* SHORT TASK
The records that follow are to be repeated exactly, with the pictures removed.

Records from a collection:
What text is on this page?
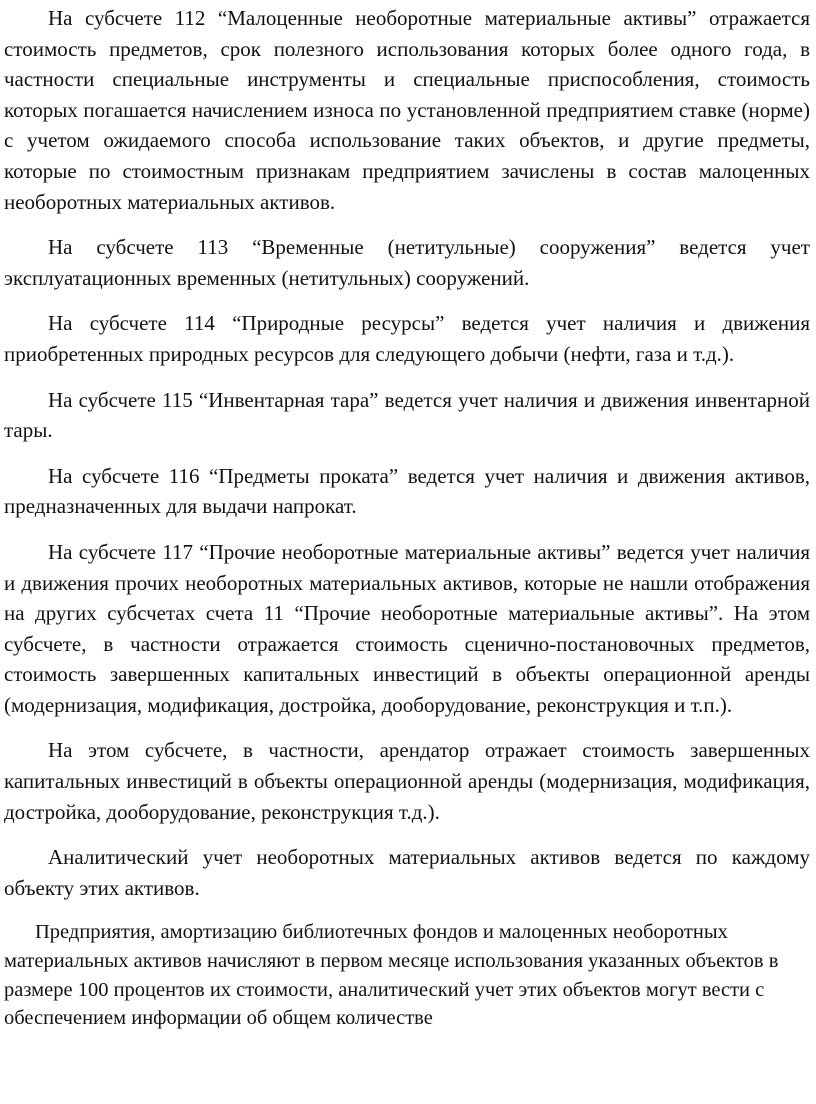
На субсчете 112 “Малоценные необоротные материальные активы” отражается стоимость предметов, срок полезного использования которых более одного года, в частности специальные инструменты и специальные приспособления, стоимость которых погашается начислением износа по установленной предприятием ставке (норме) с учетом ожидаемого способа использование таких объектов, и другие предметы, которые по стоимостным признакам предприятием зачислены в состав малоценных необоротных материальных активов.

На субсчете 113 “Временные (нетитульные) сооружения” ведется учет эксплуатационных временных (нетитульных) сооружений.

На субсчете 114 “Природные ресурсы” ведется учет наличия и движения приобретенных природных ресурсов для следующего добычи (нефти, газа и т.д.).

На субсчете 115 “Инвентарная тара” ведется учет наличия и движения инвентарной тары.

На субсчете 116 “Предметы проката” ведется учет наличия и движения активов, предназначенных для выдачи напрокат.

На субсчете 117 “Прочие необоротные материальные активы” ведется учет наличия и движения прочих необоротных материальных активов, которые не нашли отображения на других субсчетах счета 11 “Прочие необоротные материальные активы”. На этом субсчете, в частности отражается стоимость сценично-постановочных предметов, стоимость завершенных капитальных инвестиций в объекты операционной аренды (модернизация, модификация, достройка, дооборудование, реконструкция и т.п.).

На этом субсчете, в частности, арендатор отражает стоимость завершенных капитальных инвестиций в объекты операционной аренды (модернизация, модификация, достройка, дооборудование, реконструкция т.д.).

Аналитический учет необоротных материальных активов ведется по каждому объекту этих активов.

Предприятия, амортизацию библиотечных фондов и малоценных необоротных материальных активов начисляют в первом месяце использования указанных объектов в размере 100 процентов их стоимости, аналитический учет этих объектов могут вести с обеспечением информации об общем количестве
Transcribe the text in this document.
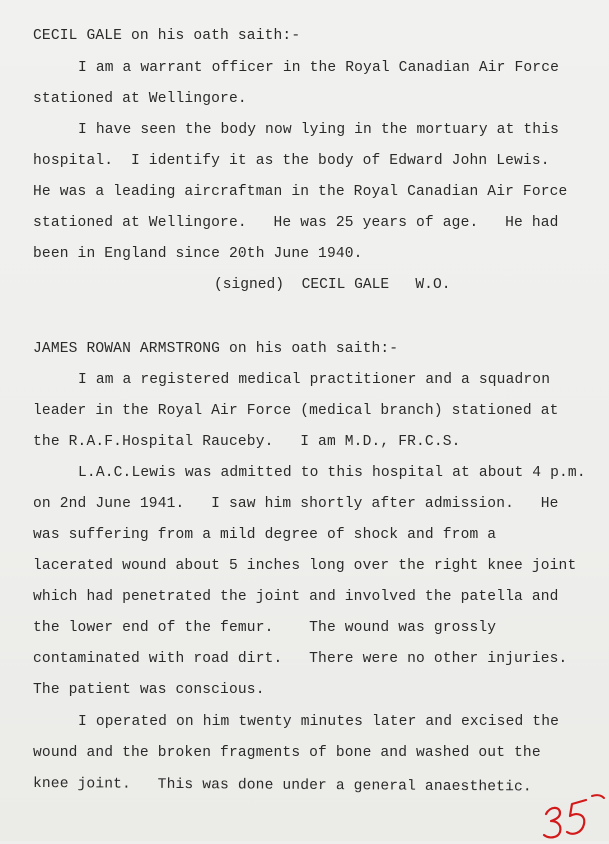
CECIL GALE on his oath saith:-
I am a warrant officer in the Royal Canadian Air Force
stationed at Wellingore.
I have seen the body now lying in the mortuary at this
hospital.  I identify it as the body of Edward John Lewis.
He was a leading aircraftman in the Royal Canadian Air Force
stationed at Wellingore.   He was 25 years of age.   He had
been in England since 20th June 1940.
(signed)  CECIL GALE   W.O.
JAMES ROWAN ARMSTRONG on his oath saith:-
I am a registered medical practitioner and a squadron
leader in the Royal Air Force (medical branch) stationed at
the R.A.F.Hospital Rauceby.   I am M.D., FR.C.S.
L.A.C.Lewis was admitted to this hospital at about 4 p.m.
on 2nd June 1941.   I saw him shortly after admission.   He
was suffering from a mild degree of shock and from a
lacerated wound about 5 inches long over the right knee joint
which had penetrated the joint and involved the patella and
the lower end of the femur.    The wound was grossly
contaminated with road dirt.   There were no other injuries.
The patient was conscious.
I operated on him twenty minutes later and excised the
wound and the broken fragments of bone and washed out the
knee joint.   This was done under a general anaesthetic.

* IN RESPONSE
What text is on this page?
На субсчете 112 “Малоценные необоротные материальные активы” отражается стоимость предметов, срок полезного использования которых более одного года, в частности специальные инструменты и специальные приспособления, стоимость которых погашается начислением износа по установленной предприятием ставке (норме) с учетом ожидаемого способа использование таких объектов, и другие предметы, которые по стоимостным признакам предприятием зачислены в состав малоценных необоротных материальных активов.

На субсчете 113 “Временные (нетитульные) сооружения” ведется учет эксплуатационных временных (нетитульных) сооружений.

На субсчете 114 “Природные ресурсы” ведется учет наличия и движения приобретенных природных ресурсов для следующего добычи (нефти, газа и т.д.).

На субсчете 115 “Инвентарная тара” ведется учет наличия и движения инвентарной тары.

На субсчете 116 “Предметы проката” ведется учет наличия и движения активов, предназначенных для выдачи напрокат.

На субсчете 117 “Прочие необоротные материальные активы” ведется учет наличия и движения прочих необоротных материальных активов, которые не нашли отображения на других субсчетах счета 11 “Прочие необоротные материальные активы”. На этом субсчете, в частности отражается стоимость сценично-постановочных предметов, стоимость завершенных капитальных инвестиций в объекты операционной аренды (модернизация, модификация, достройка, дооборудование, реконструкция и т.п.).

На этом субсчете, в частности, арендатор отражает стоимость завершенных капитальных инвестиций в объекты операционной аренды (модернизация, модификация, достройка, дооборудование, реконструкция т.д.).

Аналитический учет необоротных материальных активов ведется по каждому объекту этих активов.

Предприятия, амортизацию библиотечных фондов и малоценных необоротных материальных активов начисляют в первом месяце использования указанных объектов в размере 100 процентов их стоимости, аналитический учет этих объектов могут вести с обеспечением информации об общем количестве
Transcribe the text in this document.
CECIL GALE on his oath saith:-
I am a warrant officer in the Royal Canadian Air Force
stationed at Wellingore.
I have seen the body now lying in the mortuary at this
hospital.  I identify it as the body of Edward John Lewis.
He was a leading aircraftman in the Royal Canadian Air Force
stationed at Wellingore.   He was 25 years of age.   He had
been in England since 20th June 1940.
(signed)  CECIL GALE   W.O.
JAMES ROWAN ARMSTRONG on his oath saith:-
I am a registered medical practitioner and a squadron
leader in the Royal Air Force (medical branch) stationed at
the R.A.F.Hospital Rauceby.   I am M.D., FR.C.S.
L.A.C.Lewis was admitted to this hospital at about 4 p.m.
on 2nd June 1941.   I saw him shortly after admission.   He
was suffering from a mild degree of shock and from a
lacerated wound about 5 inches long over the right knee joint
which had penetrated the joint and involved the patella and
the lower end of the femur.    The wound was grossly
contaminated with road dirt.   There were no other injuries.
The patient was conscious.
I operated on him twenty minutes later and excised the
wound and the broken fragments of bone and washed out the
knee joint.   This was done under a general anaesthetic.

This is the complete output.